Provided entries:
>>>>

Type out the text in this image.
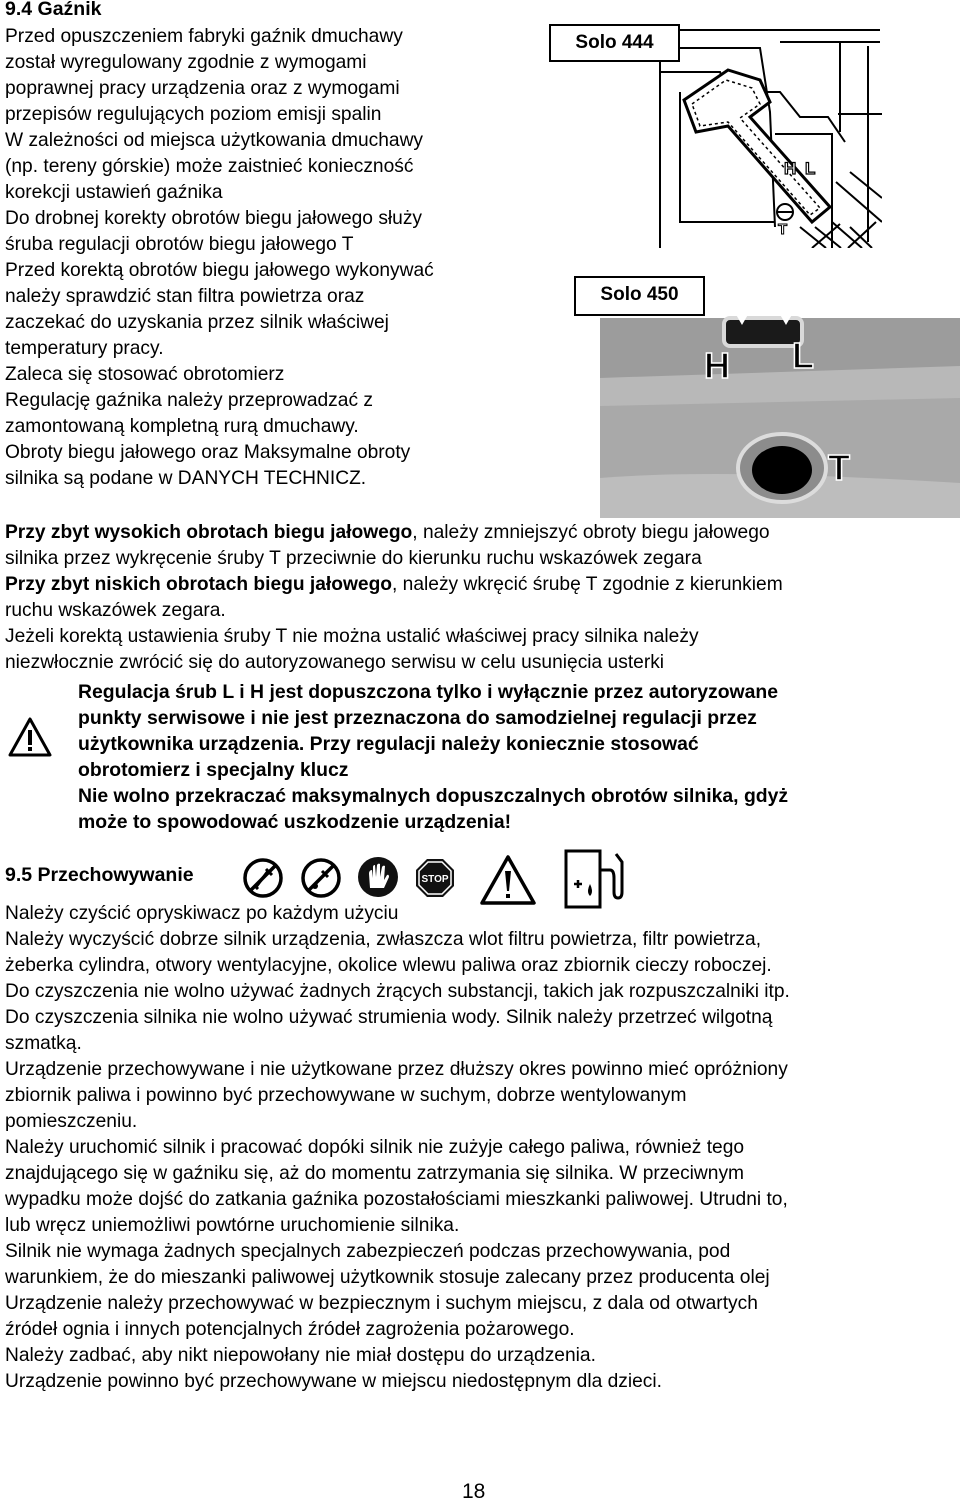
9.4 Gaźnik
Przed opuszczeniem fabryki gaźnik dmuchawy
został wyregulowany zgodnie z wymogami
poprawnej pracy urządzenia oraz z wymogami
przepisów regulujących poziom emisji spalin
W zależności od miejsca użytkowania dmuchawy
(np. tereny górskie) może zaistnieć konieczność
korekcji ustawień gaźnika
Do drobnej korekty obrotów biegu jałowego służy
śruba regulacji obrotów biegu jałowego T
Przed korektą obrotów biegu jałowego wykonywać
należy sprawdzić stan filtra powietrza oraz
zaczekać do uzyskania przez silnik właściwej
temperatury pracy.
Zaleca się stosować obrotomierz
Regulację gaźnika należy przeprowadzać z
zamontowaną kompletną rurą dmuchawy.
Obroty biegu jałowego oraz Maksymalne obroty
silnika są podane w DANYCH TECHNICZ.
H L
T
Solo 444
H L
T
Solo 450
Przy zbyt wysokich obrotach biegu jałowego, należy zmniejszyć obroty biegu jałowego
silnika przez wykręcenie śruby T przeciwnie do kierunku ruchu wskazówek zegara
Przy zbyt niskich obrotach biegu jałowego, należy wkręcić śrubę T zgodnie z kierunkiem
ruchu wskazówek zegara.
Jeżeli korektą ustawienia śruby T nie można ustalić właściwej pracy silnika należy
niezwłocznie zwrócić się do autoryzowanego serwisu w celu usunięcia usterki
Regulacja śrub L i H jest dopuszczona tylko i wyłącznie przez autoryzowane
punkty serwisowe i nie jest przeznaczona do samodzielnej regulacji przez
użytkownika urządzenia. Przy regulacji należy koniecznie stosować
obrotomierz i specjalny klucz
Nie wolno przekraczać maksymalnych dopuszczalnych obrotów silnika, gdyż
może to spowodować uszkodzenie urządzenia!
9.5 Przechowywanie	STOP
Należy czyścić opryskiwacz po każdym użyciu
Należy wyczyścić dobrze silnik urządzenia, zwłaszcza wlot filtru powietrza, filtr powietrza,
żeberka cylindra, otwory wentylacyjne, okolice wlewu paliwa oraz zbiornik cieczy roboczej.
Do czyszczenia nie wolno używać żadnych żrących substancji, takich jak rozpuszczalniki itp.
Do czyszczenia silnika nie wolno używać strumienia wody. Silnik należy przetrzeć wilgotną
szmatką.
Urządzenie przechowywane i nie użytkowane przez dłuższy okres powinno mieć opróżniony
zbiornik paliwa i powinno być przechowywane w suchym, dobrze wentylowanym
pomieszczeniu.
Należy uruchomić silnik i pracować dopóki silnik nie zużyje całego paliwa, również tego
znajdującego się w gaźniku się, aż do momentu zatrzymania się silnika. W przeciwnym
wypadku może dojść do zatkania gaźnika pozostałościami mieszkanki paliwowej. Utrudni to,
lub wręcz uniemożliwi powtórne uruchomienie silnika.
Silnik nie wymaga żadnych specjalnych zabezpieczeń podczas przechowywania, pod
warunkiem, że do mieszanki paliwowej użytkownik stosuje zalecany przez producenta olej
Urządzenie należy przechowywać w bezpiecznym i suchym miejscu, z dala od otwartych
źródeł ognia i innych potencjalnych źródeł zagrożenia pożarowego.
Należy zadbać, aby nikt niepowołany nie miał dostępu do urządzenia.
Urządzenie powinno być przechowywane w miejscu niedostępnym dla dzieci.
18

<<<<
>>>>

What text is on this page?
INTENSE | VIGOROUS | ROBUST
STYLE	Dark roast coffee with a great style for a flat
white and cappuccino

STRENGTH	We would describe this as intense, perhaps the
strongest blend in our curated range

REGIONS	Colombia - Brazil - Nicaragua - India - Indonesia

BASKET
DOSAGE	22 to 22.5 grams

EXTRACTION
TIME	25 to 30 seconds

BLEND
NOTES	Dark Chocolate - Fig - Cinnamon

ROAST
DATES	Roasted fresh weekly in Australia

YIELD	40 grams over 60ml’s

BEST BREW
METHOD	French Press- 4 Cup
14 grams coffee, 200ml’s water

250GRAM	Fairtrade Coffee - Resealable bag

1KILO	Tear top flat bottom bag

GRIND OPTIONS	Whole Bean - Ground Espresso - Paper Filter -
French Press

<<<<
>>>>

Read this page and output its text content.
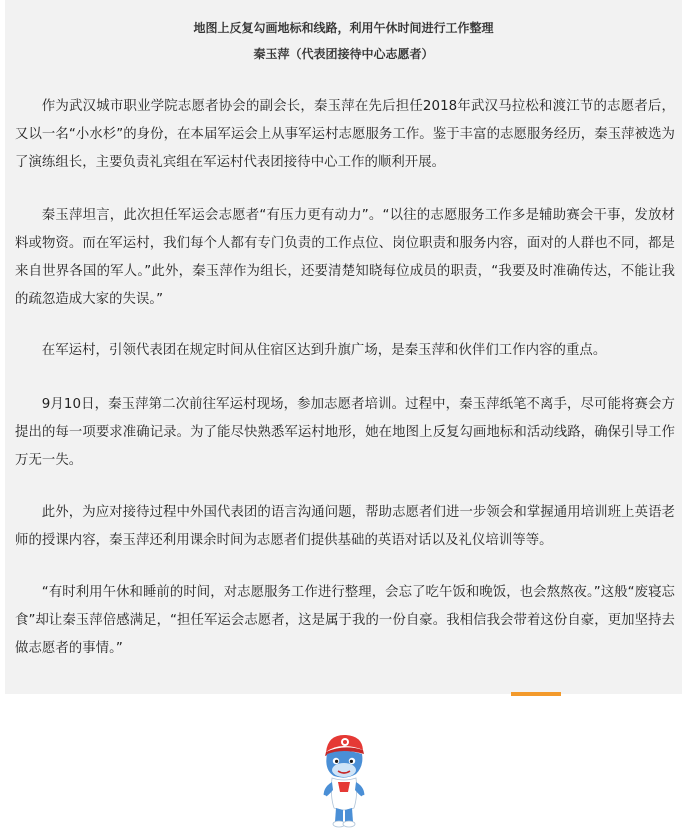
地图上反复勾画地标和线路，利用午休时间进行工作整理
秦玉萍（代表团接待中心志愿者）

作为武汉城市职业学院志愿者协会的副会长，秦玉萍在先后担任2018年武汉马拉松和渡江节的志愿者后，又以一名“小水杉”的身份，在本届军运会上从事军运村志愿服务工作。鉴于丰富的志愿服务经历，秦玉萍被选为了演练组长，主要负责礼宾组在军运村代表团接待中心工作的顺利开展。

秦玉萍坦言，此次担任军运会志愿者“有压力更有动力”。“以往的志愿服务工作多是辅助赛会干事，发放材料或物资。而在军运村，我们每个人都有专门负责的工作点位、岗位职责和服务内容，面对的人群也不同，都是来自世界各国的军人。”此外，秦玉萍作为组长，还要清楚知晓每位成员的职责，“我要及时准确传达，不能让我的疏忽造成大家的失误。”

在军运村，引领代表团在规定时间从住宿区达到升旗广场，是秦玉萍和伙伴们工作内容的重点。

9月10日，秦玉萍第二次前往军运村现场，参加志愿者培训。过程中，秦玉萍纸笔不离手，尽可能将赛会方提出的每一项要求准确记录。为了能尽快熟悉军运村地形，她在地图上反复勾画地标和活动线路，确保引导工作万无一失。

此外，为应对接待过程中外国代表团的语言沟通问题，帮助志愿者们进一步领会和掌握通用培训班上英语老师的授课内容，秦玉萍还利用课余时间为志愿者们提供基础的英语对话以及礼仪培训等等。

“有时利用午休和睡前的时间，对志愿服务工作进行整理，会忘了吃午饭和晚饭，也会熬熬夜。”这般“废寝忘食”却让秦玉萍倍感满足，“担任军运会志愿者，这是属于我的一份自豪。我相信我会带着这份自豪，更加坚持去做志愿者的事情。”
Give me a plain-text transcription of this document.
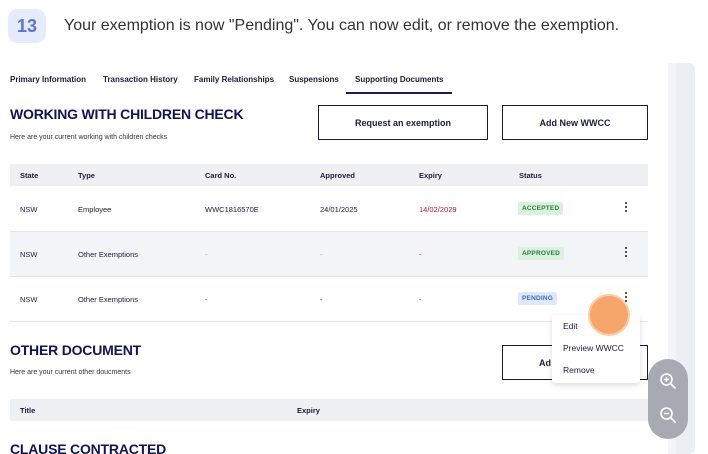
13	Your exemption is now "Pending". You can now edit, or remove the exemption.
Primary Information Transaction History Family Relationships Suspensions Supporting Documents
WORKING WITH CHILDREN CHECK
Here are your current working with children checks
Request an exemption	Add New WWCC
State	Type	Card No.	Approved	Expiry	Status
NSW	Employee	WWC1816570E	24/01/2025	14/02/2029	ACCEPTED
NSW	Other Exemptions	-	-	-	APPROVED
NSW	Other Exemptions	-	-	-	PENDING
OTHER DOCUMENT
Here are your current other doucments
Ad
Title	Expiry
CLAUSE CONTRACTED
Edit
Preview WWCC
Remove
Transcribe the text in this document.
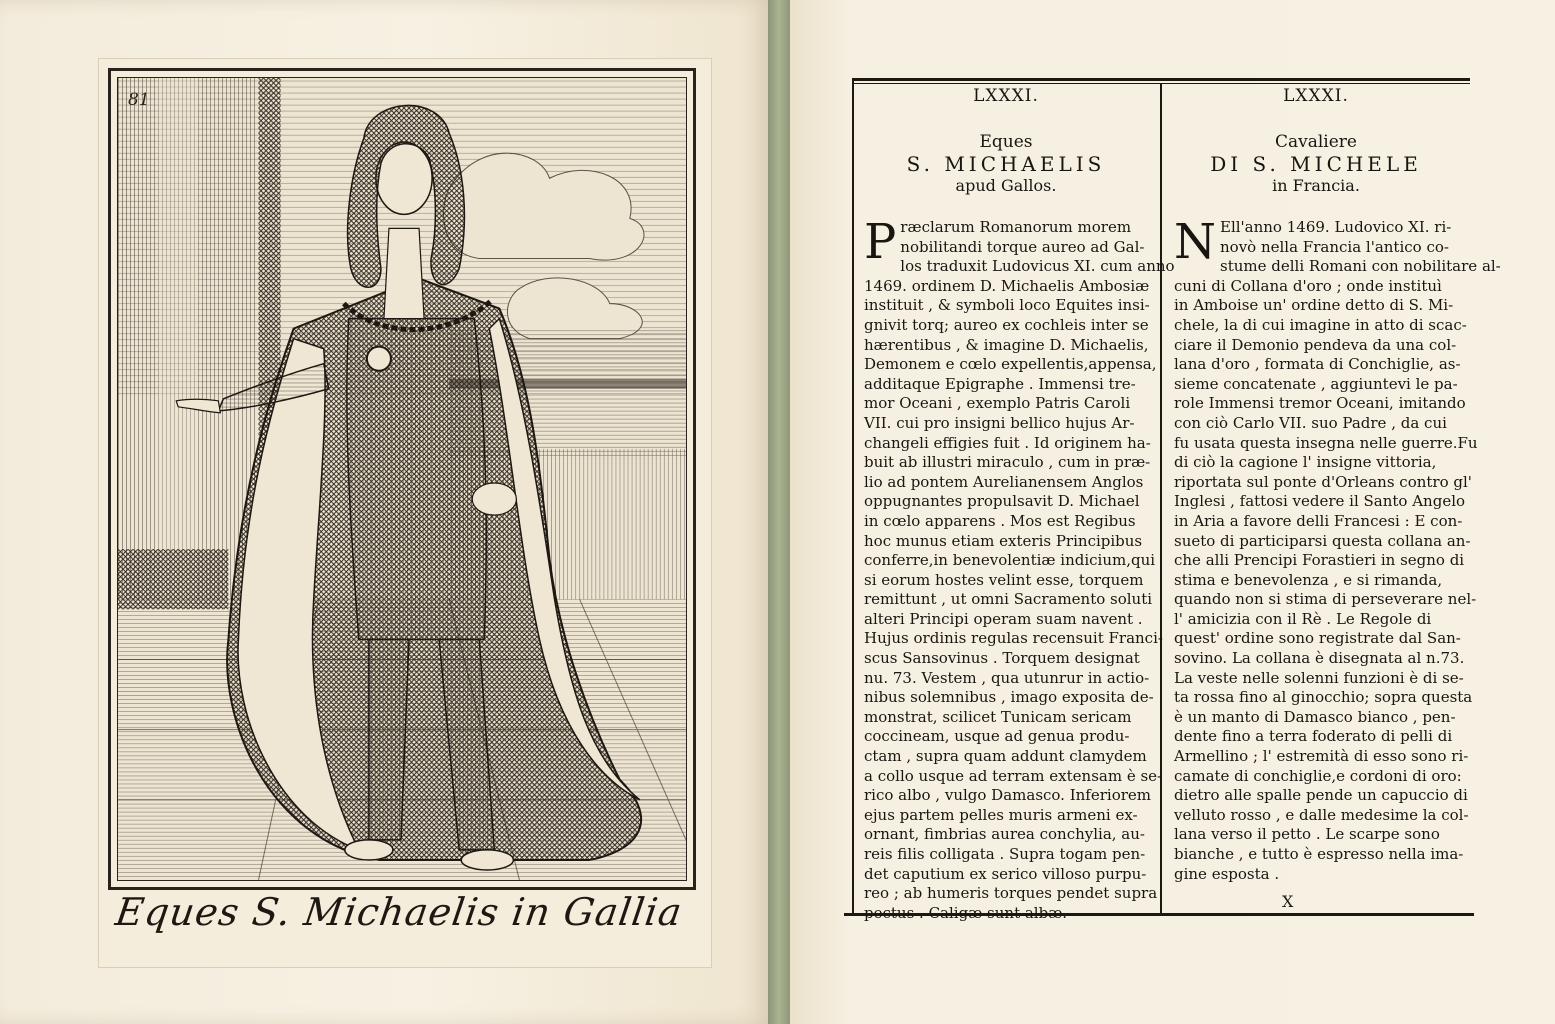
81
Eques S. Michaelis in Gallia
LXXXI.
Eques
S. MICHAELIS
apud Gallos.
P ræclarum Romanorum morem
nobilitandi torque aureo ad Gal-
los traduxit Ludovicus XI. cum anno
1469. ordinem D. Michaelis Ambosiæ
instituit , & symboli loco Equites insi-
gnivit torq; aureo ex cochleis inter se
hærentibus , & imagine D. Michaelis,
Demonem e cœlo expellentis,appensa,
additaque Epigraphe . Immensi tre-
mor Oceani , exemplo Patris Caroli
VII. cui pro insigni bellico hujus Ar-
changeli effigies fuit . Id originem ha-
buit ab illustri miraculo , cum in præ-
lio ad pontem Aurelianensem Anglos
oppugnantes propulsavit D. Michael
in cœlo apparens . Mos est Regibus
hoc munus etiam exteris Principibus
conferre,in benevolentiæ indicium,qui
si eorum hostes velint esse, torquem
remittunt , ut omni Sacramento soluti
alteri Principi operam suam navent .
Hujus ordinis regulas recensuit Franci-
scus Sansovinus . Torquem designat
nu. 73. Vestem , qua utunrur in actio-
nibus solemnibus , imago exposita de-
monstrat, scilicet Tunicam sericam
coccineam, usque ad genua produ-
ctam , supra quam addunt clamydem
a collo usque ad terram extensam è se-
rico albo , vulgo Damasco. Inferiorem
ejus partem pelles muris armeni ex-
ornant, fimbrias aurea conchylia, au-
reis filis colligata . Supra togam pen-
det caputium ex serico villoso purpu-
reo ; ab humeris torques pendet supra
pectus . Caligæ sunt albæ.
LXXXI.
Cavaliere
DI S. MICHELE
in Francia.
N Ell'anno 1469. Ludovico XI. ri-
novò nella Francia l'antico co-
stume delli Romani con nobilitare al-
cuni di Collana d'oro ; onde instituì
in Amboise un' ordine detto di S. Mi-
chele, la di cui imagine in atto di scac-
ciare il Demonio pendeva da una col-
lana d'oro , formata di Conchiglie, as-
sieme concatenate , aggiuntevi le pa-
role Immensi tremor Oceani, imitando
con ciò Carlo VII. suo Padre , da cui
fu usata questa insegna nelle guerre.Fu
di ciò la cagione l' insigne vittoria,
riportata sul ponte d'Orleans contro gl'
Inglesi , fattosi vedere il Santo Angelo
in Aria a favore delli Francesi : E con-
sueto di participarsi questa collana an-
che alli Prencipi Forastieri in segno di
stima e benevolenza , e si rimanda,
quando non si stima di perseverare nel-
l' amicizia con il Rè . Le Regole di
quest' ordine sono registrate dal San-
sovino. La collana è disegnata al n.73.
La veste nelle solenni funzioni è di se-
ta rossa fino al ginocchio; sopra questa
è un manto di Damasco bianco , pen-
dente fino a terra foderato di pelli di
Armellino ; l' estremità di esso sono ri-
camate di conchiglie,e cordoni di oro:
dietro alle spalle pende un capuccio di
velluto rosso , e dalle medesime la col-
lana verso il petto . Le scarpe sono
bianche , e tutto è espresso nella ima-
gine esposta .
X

<<<<

Short exercise:
Which lines hold the string "dobrze"? Copy all of them from the data above.

Expected answer:
Należy wyczyścić dobrze silnik urządzenia, zwłaszcza wlot filtru powietrza, filtr powietrza,
zbiornik paliwa i powinno być przechowywane w suchym, dobrze wentylowanym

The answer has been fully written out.